- SOURCE TEXT

•••

# Wilde arrow



## weatherby25 (Sep 10, 2007)

I have heard it is moving from Layton to Centerville is this true?


----------



## bwhntr (Sep 12, 2007)

This is true


----------



## fixed blade XC-3 (Sep 11, 2007)

I believe the new store opens today.


----------



## dkhntrdstn (Sep 7, 2007)

where at in centerville are they moving to ?


----------



## bwhntr (Sep 12, 2007)

dkhntrdstn said:


> where at in centerville are they moving to ?


Next to "Waterfowl Guides 'r' Us"! :mrgreen:


----------



## dkhntrdstn (Sep 7, 2007)

bwhntr said:


> dkhntrdstn said:
> 
> 
> > where at in centerville are they moving to ?
> ...


Sweet wear is that at? I have not seen them befor.I will have to check both of them out at the same time. Thanks Shane. :lol:


----------



## Treehugnhuntr (Sep 7, 2007)

They will be in the old Guitar city building, west of the freeway. They have tomorrow scheduled for opening. They'll have a 12 lane/30 yard range and a bunch of 3D's, much like UAC.

See you all down there!


----------



## elk_horn (Aug 6, 2008)

so is the Layton Store closing??


----------



## Treehugnhuntr (Sep 7, 2007)

Yes.


----------



## dkhntrdstn (Sep 7, 2007)

Im going have to check it out. Does anybody have there number ?


----------



## Treehugnhuntr (Sep 7, 2007)

546-0962, Though I'm not sure if they are keeping the same ph#.


----------



## dkhntrdstn (Sep 7, 2007)

Thanks Tree I will give that number a try.


----------



## stablebuck (Nov 22, 2007)

that's the number they had on the flyer...so they're probably keeping it...at least for now...


----------



## dkhntrdstn (Sep 7, 2007)

I tryed that number and they did not pick up. but there voice mail box did.

•••

- INFORMATION PROVIDED
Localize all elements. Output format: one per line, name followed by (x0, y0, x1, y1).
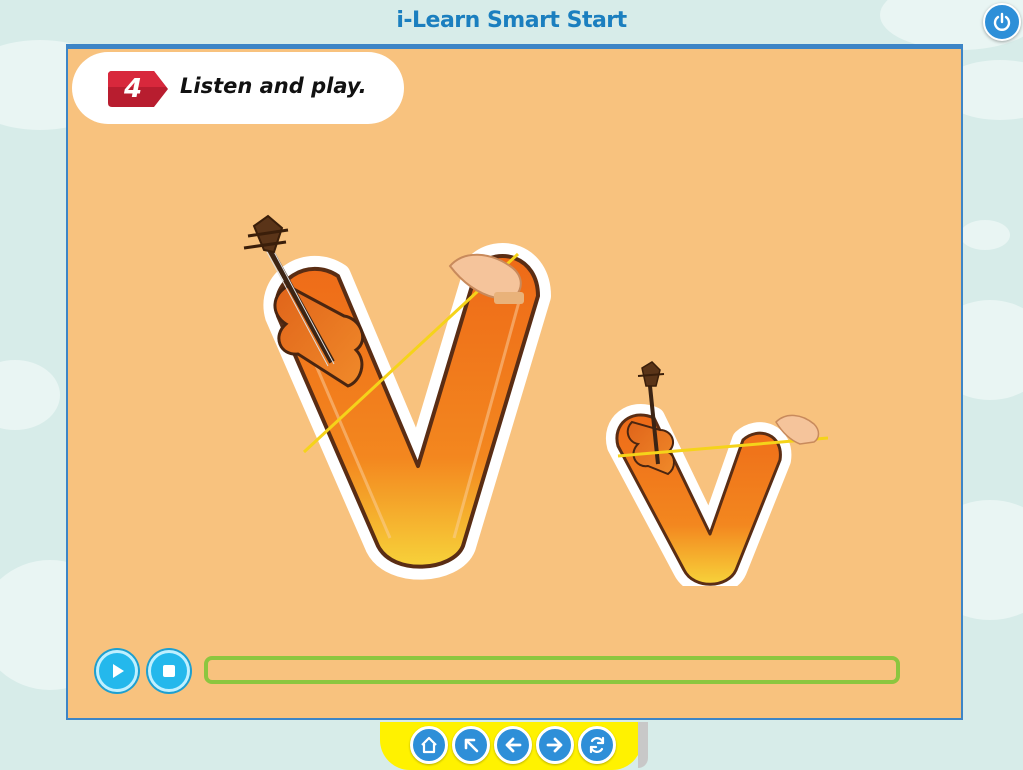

•••

- TASK INSTRUCTIONS
**a.** In the forum thread about the Wilde arrow store's move, recast the paragraph beginning "They will be in the old Guitar city building" as a short bulleted list that keeps its main facts.
**b.** Continue the forum thread about the Wilde arrow store's move to Centerville, starting after its last post.

- RESPONSES IN ORDER
**a.**
- Location: the old Guitar city building, west of the freeway
- Opening: scheduled for tomorrow
- Facilities: a 12 lane/30 yard range and a bunch of 3D's, much like UAC

**b.**
----------



## stablebuck (Nov 22, 2007)

yeah they haven't been great about answering the phone in the last month or so...
http://wildearrowarchery.com/


----------



## Treehugnhuntr (Sep 7, 2007)

What do you need to know? I'm connected. :wink: :mrgreen:


----------



## raykingleaves (Nov 6, 2008)

Sweet! I used to go see Dee all the time in Idaho Falls when I lived up that way, he set me up with my first Martin. I'll have to go check it out!


----------



## dkhntrdstn (Sep 7, 2007)

Treehugnhuntr said:



> What do you need to know? I'm connected. :wink: :mrgreen:


Im wanting some prices on some vanes and see how much they will charge me to so some arrows for me.Like put my wraps on my arrows and then fleach them up for me. Why im still trying to get all of the stuff to do my owen.So i cna hve them ready tog o up to hardware ranch shoot in a couple weeks. :mrgreen:


----------



## Treehugnhuntr (Sep 7, 2007)

Gotcha, I'd give em a holler tomorrow, they've been busy moving.

T


----------



## dkhntrdstn (Sep 7, 2007)

Yea im going to give them a call tomorrow and then i i dont get nothing then I will go down there friday and check the place out.


----------



## fixed blade XC-3 (Sep 11, 2007)

Tree will you tell them to hurry up with my **** bow. Geez it's been 3 weeks. I want to go to lunch with you ****'s


----------



## dkhntrdstn (Sep 7, 2007)

fixed blade said:


> Tree will you tell them to hurry up with my **** bow. Geez it's been 3 weeks. I want to go to lunch with you ****'s


he will if you are buying him lunch. :lol:


----------



## stablebuck (Nov 22, 2007)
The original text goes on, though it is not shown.